→ **THE PROBLEM**
Check each line of the records below for the string "primùm", then state how many lines contain it, with no other output.

A run of records:
-=-=-

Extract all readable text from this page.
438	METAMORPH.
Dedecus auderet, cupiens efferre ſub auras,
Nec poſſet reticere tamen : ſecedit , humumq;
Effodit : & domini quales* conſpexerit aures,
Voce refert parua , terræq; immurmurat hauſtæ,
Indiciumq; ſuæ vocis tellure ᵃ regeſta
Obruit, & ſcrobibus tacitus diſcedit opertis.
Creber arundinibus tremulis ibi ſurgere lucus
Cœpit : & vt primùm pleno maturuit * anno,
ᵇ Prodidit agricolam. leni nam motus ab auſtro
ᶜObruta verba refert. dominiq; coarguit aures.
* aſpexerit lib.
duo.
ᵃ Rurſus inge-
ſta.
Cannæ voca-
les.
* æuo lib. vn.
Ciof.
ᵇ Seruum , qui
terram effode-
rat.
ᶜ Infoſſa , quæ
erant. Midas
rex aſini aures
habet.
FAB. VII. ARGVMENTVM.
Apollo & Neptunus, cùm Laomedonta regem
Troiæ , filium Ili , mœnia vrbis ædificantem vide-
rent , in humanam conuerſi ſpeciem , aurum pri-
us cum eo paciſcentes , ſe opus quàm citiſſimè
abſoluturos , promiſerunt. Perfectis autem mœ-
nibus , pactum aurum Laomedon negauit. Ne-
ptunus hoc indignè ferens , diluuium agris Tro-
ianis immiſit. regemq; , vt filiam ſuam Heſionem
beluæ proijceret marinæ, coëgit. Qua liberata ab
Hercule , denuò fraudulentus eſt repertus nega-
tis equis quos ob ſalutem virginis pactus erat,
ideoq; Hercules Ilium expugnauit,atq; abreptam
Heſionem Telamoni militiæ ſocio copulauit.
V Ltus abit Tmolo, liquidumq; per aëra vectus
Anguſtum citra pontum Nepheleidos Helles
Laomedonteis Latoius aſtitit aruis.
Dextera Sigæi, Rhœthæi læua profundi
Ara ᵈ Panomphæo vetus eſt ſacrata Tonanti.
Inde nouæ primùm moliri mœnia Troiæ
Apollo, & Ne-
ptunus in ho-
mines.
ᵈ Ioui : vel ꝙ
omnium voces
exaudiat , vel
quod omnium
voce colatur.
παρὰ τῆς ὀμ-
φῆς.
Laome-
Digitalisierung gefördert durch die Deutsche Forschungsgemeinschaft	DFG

-=-=-

→ **EXPECTED ANSWER**
2